- [BRIEF] Write the entries out again exactly as they stand, but without the pictures.

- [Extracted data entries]
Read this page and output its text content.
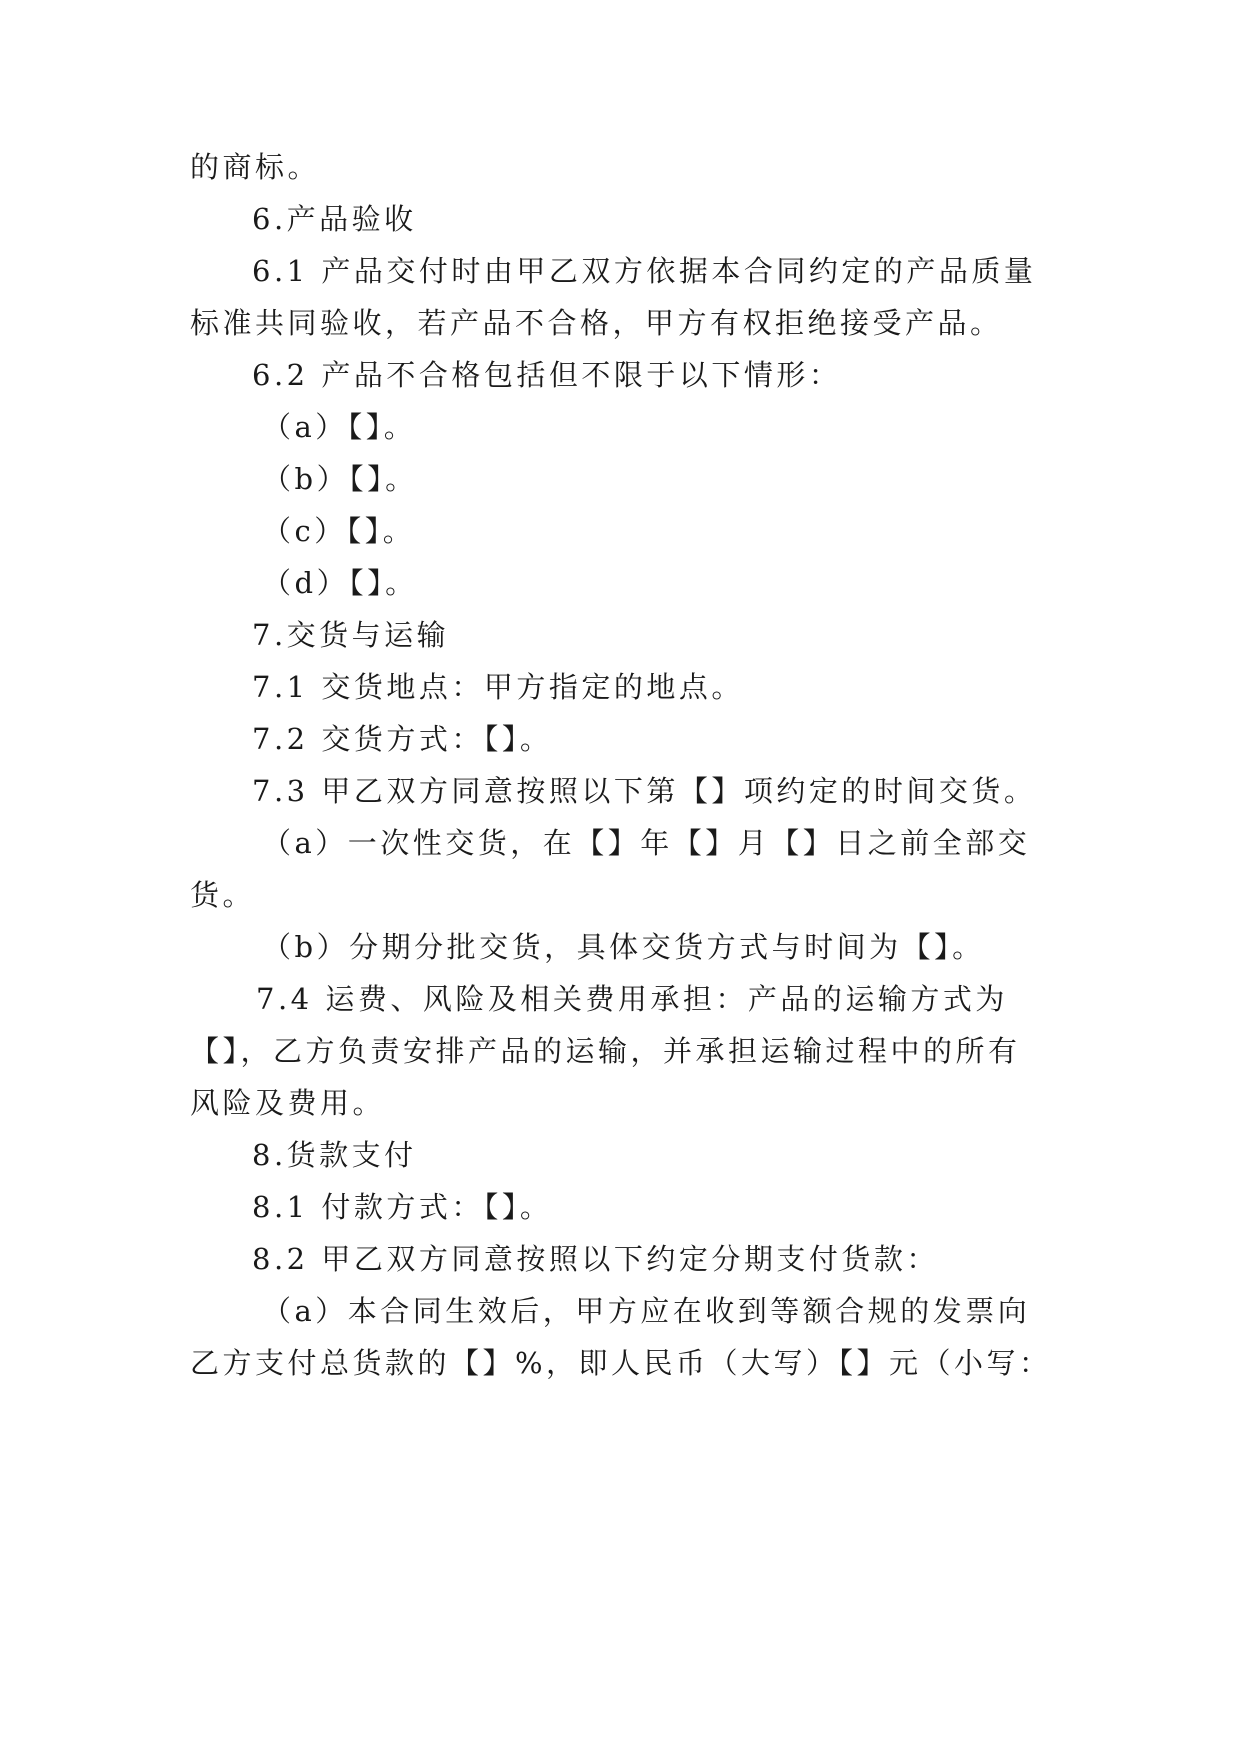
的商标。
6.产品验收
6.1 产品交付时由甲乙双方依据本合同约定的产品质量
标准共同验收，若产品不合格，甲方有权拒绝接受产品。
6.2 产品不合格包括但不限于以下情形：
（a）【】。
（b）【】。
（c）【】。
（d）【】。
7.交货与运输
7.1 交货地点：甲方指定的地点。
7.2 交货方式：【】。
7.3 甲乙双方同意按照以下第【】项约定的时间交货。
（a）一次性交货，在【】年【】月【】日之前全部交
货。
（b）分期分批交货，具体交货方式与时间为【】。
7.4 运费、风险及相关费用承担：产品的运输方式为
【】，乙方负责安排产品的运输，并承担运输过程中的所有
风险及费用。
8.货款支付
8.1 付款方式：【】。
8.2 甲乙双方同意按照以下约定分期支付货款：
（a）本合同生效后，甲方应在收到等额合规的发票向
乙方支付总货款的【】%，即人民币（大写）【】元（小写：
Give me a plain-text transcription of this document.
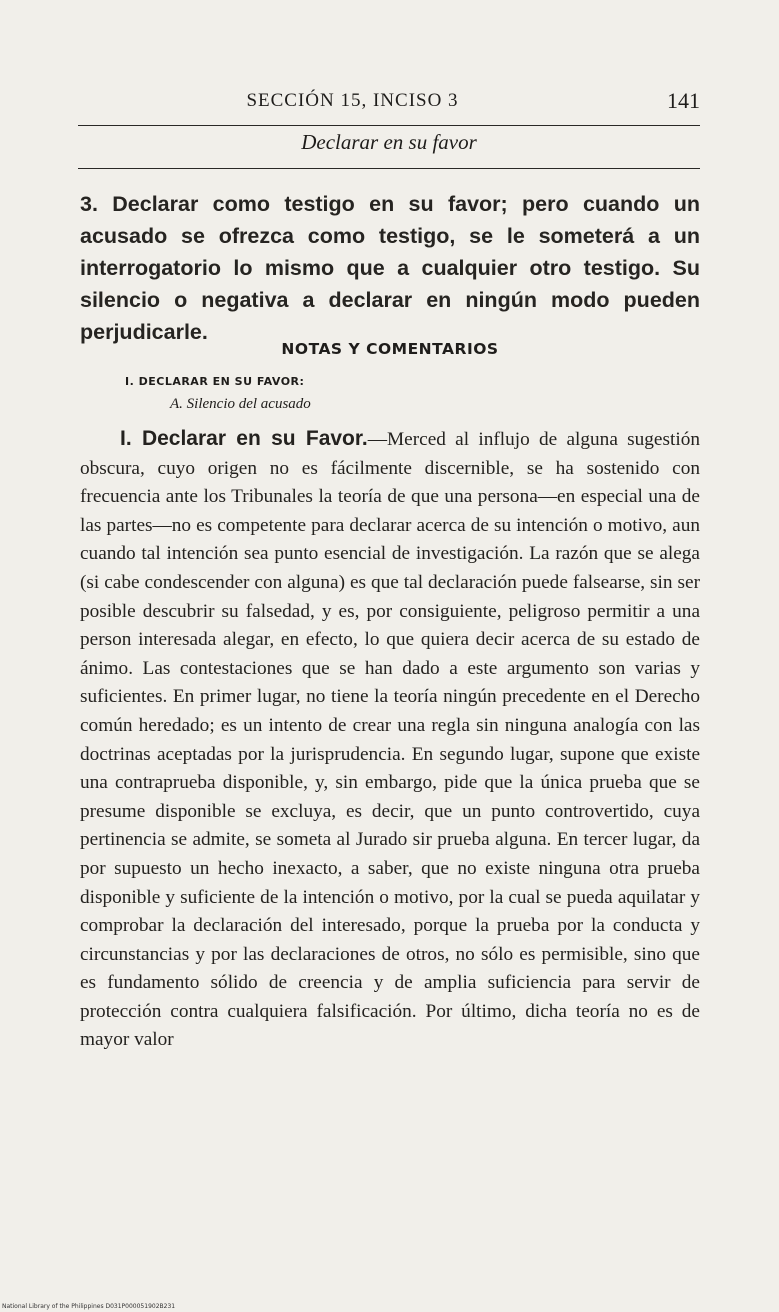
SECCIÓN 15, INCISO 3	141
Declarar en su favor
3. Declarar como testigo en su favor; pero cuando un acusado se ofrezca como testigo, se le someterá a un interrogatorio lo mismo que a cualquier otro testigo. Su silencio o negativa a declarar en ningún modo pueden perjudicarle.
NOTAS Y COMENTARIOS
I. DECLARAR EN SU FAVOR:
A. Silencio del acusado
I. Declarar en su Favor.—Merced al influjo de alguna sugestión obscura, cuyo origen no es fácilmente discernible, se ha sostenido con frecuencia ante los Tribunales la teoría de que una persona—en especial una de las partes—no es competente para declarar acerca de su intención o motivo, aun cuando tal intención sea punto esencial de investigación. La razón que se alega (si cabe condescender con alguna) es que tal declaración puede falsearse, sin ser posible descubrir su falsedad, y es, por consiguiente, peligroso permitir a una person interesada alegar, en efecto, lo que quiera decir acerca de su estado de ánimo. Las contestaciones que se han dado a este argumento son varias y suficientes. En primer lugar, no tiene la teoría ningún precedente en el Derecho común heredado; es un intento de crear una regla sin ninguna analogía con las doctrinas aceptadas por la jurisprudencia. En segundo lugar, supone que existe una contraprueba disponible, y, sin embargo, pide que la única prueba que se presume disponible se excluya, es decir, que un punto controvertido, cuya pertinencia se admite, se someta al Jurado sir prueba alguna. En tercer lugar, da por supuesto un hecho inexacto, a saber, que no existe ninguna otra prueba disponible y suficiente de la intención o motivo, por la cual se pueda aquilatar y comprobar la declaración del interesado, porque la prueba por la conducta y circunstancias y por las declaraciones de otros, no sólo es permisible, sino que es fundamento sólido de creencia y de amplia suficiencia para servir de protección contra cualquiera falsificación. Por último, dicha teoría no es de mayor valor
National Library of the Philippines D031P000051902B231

- [WRITTEN REPLY]
Read this page and output its text content.
的商标。
6.产品验收
6.1 产品交付时由甲乙双方依据本合同约定的产品质量
标准共同验收，若产品不合格，甲方有权拒绝接受产品。
6.2 产品不合格包括但不限于以下情形：
（a）【】。
（b）【】。
（c）【】。
（d）【】。
7.交货与运输
7.1 交货地点：甲方指定的地点。
7.2 交货方式：【】。
7.3 甲乙双方同意按照以下第【】项约定的时间交货。
（a）一次性交货，在【】年【】月【】日之前全部交
货。
（b）分期分批交货，具体交货方式与时间为【】。
7.4 运费、风险及相关费用承担：产品的运输方式为
【】，乙方负责安排产品的运输，并承担运输过程中的所有
风险及费用。
8.货款支付
8.1 付款方式：【】。
8.2 甲乙双方同意按照以下约定分期支付货款：
（a）本合同生效后，甲方应在收到等额合规的发票向
乙方支付总货款的【】%，即人民币（大写）【】元（小写：
Give me a plain-text transcription of this document.
SECCIÓN 15, INCISO 3	141
Declarar en su favor
3. Declarar como testigo en su favor; pero cuando un acusado se ofrezca como testigo, se le someterá a un interrogatorio lo mismo que a cualquier otro testigo. Su silencio o negativa a declarar en ningún modo pueden perjudicarle.
NOTAS Y COMENTARIOS
I. DECLARAR EN SU FAVOR:
A. Silencio del acusado
I. Declarar en su Favor.—Merced al influjo de alguna sugestión obscura, cuyo origen no es fácilmente discernible, se ha sostenido con frecuencia ante los Tribunales la teoría de que una persona—en especial una de las partes—no es competente para declarar acerca de su intención o motivo, aun cuando tal intención sea punto esencial de investigación. La razón que se alega (si cabe condescender con alguna) es que tal declaración puede falsearse, sin ser posible descubrir su falsedad, y es, por consiguiente, peligroso permitir a una person interesada alegar, en efecto, lo que quiera decir acerca de su estado de ánimo. Las contestaciones que se han dado a este argumento son varias y suficientes. En primer lugar, no tiene la teoría ningún precedente en el Derecho común heredado; es un intento de crear una regla sin ninguna analogía con las doctrinas aceptadas por la jurisprudencia. En segundo lugar, supone que existe una contraprueba disponible, y, sin embargo, pide que la única prueba que se presume disponible se excluya, es decir, que un punto controvertido, cuya pertinencia se admite, se someta al Jurado sir prueba alguna. En tercer lugar, da por supuesto un hecho inexacto, a saber, que no existe ninguna otra prueba disponible y suficiente de la intención o motivo, por la cual se pueda aquilatar y comprobar la declaración del interesado, porque la prueba por la conducta y circunstancias y por las declaraciones de otros, no sólo es permisible, sino que es fundamento sólido de creencia y de amplia suficiencia para servir de protección contra cualquiera falsificación. Por último, dicha teoría no es de mayor valor
National Library of the Philippines D031P000051902B231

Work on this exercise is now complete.